> _The request_: Here are some entries; quote each one exactly.

> _Extracted material_:
________________________________________
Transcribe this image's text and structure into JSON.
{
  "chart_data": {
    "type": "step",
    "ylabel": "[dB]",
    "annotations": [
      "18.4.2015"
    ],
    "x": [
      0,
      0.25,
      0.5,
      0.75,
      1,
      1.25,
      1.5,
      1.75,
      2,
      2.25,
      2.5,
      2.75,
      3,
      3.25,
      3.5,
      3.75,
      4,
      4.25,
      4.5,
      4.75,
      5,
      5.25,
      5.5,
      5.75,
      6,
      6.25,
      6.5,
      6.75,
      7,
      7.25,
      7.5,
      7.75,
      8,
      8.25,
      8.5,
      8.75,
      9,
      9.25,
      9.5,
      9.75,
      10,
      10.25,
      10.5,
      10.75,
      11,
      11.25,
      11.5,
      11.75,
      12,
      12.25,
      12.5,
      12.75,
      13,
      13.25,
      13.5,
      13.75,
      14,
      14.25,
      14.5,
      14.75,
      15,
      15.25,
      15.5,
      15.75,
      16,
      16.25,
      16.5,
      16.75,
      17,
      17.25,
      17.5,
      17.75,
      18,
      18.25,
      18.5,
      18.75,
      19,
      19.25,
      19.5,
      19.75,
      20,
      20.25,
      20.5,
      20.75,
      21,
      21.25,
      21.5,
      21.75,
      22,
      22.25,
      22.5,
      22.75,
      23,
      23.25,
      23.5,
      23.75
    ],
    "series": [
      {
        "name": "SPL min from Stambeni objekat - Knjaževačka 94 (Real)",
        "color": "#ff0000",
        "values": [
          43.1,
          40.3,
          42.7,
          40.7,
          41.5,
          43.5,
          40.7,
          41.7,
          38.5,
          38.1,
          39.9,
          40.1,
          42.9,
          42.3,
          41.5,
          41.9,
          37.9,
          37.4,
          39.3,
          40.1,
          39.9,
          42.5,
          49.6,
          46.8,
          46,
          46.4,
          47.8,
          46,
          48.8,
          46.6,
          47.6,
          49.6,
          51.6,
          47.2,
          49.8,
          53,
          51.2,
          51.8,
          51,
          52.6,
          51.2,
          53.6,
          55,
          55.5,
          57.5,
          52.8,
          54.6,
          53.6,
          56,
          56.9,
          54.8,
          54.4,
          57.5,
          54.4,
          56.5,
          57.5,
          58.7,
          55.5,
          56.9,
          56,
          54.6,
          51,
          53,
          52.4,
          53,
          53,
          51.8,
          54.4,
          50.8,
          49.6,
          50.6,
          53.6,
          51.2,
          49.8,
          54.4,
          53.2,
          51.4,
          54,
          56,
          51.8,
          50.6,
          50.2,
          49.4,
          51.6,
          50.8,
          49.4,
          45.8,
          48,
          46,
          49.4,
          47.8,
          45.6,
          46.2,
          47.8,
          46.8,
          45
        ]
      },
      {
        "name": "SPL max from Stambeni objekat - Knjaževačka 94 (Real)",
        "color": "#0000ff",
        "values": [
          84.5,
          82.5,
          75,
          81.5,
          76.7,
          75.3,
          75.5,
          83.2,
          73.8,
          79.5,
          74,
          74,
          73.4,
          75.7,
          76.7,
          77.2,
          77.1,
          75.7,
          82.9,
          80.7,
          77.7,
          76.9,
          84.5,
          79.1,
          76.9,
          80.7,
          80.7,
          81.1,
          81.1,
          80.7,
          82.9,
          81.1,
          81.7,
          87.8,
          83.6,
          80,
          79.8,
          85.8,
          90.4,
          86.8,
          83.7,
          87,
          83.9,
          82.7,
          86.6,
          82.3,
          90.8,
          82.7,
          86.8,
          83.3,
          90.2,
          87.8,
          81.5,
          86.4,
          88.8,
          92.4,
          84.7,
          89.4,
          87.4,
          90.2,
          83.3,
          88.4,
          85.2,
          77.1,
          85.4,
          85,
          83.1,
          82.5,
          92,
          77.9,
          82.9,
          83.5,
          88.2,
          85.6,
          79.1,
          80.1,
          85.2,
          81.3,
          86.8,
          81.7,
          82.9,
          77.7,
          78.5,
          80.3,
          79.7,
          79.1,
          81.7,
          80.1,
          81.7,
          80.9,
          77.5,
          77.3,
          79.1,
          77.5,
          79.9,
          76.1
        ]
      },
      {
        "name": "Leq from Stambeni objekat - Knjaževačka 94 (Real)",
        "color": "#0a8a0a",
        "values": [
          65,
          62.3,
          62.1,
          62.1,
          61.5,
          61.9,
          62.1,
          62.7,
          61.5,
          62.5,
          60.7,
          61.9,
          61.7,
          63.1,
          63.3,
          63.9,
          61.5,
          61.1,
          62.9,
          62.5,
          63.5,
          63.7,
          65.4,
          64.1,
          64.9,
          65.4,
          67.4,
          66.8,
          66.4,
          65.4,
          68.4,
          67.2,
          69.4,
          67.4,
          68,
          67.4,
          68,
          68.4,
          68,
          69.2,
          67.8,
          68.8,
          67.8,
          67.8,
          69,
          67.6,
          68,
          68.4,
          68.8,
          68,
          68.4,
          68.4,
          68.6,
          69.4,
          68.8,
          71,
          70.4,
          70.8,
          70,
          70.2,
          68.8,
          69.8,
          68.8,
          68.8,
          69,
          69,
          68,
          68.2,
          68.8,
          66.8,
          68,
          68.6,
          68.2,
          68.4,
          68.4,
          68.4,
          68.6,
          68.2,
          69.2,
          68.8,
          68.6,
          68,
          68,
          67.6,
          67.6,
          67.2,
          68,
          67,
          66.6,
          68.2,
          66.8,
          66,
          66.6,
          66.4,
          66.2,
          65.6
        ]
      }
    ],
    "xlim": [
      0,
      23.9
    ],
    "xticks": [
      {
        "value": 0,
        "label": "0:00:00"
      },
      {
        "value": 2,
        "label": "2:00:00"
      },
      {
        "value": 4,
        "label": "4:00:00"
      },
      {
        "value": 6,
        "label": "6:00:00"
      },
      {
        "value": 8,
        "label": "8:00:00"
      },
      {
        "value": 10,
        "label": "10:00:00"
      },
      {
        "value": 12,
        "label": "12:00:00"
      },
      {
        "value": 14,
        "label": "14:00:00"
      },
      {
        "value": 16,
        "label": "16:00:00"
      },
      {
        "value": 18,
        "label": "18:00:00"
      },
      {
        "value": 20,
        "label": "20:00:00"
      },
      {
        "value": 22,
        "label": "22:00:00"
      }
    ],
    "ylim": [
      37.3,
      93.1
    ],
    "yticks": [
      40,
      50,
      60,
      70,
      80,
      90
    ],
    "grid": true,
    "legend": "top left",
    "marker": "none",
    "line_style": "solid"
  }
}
________________________________________
> _Response_:
Transcribe this image's text and structure into JSON.
{
  "chart_data": {
    "type": "step",
    "ylabel": "[dB]",
    "annotations": [
      "18.4.2015"
    ],
    "x": [
      0,
      0.25,
      0.5,
      0.75,
      1,
      1.25,
      1.5,
      1.75,
      2,
      2.25,
      2.5,
      2.75,
      3,
      3.25,
      3.5,
      3.75,
      4,
      4.25,
      4.5,
      4.75,
      5,
      5.25,
      5.5,
      5.75,
      6,
      6.25,
      6.5,
      6.75,
      7,
      7.25,
      7.5,
      7.75,
      8,
      8.25,
      8.5,
      8.75,
      9,
      9.25,
      9.5,
      9.75,
      10,
      10.25,
      10.5,
      10.75,
      11,
      11.25,
      11.5,
      11.75,
      12,
      12.25,
      12.5,
      12.75,
      13,
      13.25,
      13.5,
      13.75,
      14,
      14.25,
      14.5,
      14.75,
      15,
      15.25,
      15.5,
      15.75,
      16,
      16.25,
      16.5,
      16.75,
      17,
      17.25,
      17.5,
      17.75,
      18,
      18.25,
      18.5,
      18.75,
      19,
      19.25,
      19.5,
      19.75,
      20,
      20.25,
      20.5,
      20.75,
      21,
      21.25,
      21.5,
      21.75,
      22,
      22.25,
      22.5,
      22.75,
      23,
      23.25,
      23.5,
      23.75
    ],
    "series": [
      {
        "name": "SPL min from Stambeni objekat - Knjaževačka 94 (Real)",
        "color": "#ff0000",
        "values": [
          43.1,
          40.3,
          42.7,
          40.7,
          41.5,
          43.5,
          40.7,
          41.7,
          38.5,
          38.1,
          39.9,
          40.1,
          42.9,
          42.3,
          41.5,
          41.9,
          37.9,
          37.4,
          39.3,
          40.1,
          39.9,
          42.5,
          49.6,
          46.8,
          46,
          46.4,
          47.8,
          46,
          48.8,
          46.6,
          47.6,
          49.6,
          51.6,
          47.2,
          49.8,
          53,
          51.2,
          51.8,
          51,
          52.6,
          51.2,
          53.6,
          55,
          55.5,
          57.5,
          52.8,
          54.6,
          53.6,
          56,
          56.9,
          54.8,
          54.4,
          57.5,
          54.4,
          56.5,
          57.5,
          58.7,
          55.5,
          56.9,
          56,
          54.6,
          51,
          53,
          52.4,
          53,
          53,
          51.8,
          54.4,
          50.8,
          49.6,
          50.6,
          53.6,
          51.2,
          49.8,
          54.4,
          53.2,
          51.4,
          54,
          56,
          51.8,
          50.6,
          50.2,
          49.4,
          51.6,
          50.8,
          49.4,
          45.8,
          48,
          46,
          49.4,
          47.8,
          45.6,
          46.2,
          47.8,
          46.8,
          45
        ]
      },
      {
        "name": "SPL max from Stambeni objekat - Knjaževačka 94 (Real)",
        "color": "#0000ff",
        "values": [
          84.5,
          82.5,
          75,
          81.5,
          76.7,
          75.3,
          75.5,
          83.2,
          73.8,
          79.5,
          74,
          74,
          73.4,
          75.7,
          76.7,
          77.2,
          77.1,
          75.7,
          82.9,
          80.7,
          77.7,
          76.9,
          84.5,
          79.1,
          76.9,
          80.7,
          80.7,
          81.1,
          81.1,
          80.7,
          82.9,
          81.1,
          81.7,
          87.8,
          83.6,
          80,
          79.8,
          85.8,
          90.4,
          86.8,
          83.7,
          87,
          83.9,
          82.7,
          86.6,
          82.3,
          90.8,
          82.7,
          86.8,
          83.3,
          90.2,
          87.8,
          81.5,
          86.4,
          88.8,
          92.4,
          84.7,
          89.4,
          87.4,
          90.2,
          83.3,
          88.4,
          85.2,
          77.1,
          85.4,
          85,
          83.1,
          82.5,
          92,
          77.9,
          82.9,
          83.5,
          88.2,
          85.6,
          79.1,
          80.1,
          85.2,
          81.3,
          86.8,
          81.7,
          82.9,
          77.7,
          78.5,
          80.3,
          79.7,
          79.1,
          81.7,
          80.1,
          81.7,
          80.9,
          77.5,
          77.3,
          79.1,
          77.5,
          79.9,
          76.1
        ]
      },
      {
        "name": "Leq from Stambeni objekat - Knjaževačka 94 (Real)",
        "color": "#0a8a0a",
        "values": [
          65,
          62.3,
          62.1,
          62.1,
          61.5,
          61.9,
          62.1,
          62.7,
          61.5,
          62.5,
          60.7,
          61.9,
          61.7,
          63.1,
          63.3,
          63.9,
          61.5,
          61.1,
          62.9,
          62.5,
          63.5,
          63.7,
          65.4,
          64.1,
          64.9,
          65.4,
          67.4,
          66.8,
          66.4,
          65.4,
          68.4,
          67.2,
          69.4,
          67.4,
          68,
          67.4,
          68,
          68.4,
          68,
          69.2,
          67.8,
          68.8,
          67.8,
          67.8,
          69,
          67.6,
          68,
          68.4,
          68.8,
          68,
          68.4,
          68.4,
          68.6,
          69.4,
          68.8,
          71,
          70.4,
          70.8,
          70,
          70.2,
          68.8,
          69.8,
          68.8,
          68.8,
          69,
          69,
          68,
          68.2,
          68.8,
          66.8,
          68,
          68.6,
          68.2,
          68.4,
          68.4,
          68.4,
          68.6,
          68.2,
          69.2,
          68.8,
          68.6,
          68,
          68,
          67.6,
          67.6,
          67.2,
          68,
          67,
          66.6,
          68.2,
          66.8,
          66,
          66.6,
          66.4,
          66.2,
          65.6
        ]
      }
    ],
    "xlim": [
      0,
      23.9
    ],
    "xticks": [
      {
        "value": 0,
        "label": "0:00:00"
      },
      {
        "value": 2,
        "label": "2:00:00"
      },
      {
        "value": 4,
        "label": "4:00:00"
      },
      {
        "value": 6,
        "label": "6:00:00"
      },
      {
        "value": 8,
        "label": "8:00:00"
      },
      {
        "value": 10,
        "label": "10:00:00"
      },
      {
        "value": 12,
        "label": "12:00:00"
      },
      {
        "value": 14,
        "label": "14:00:00"
      },
      {
        "value": 16,
        "label": "16:00:00"
      },
      {
        "value": 18,
        "label": "18:00:00"
      },
      {
        "value": 20,
        "label": "20:00:00"
      },
      {
        "value": 22,
        "label": "22:00:00"
      }
    ],
    "ylim": [
      37.3,
      93.1
    ],
    "yticks": [
      40,
      50,
      60,
      70,
      80,
      90
    ],
    "grid": true,
    "legend": "top left",
    "marker": "none",
    "line_style": "solid"
  }
}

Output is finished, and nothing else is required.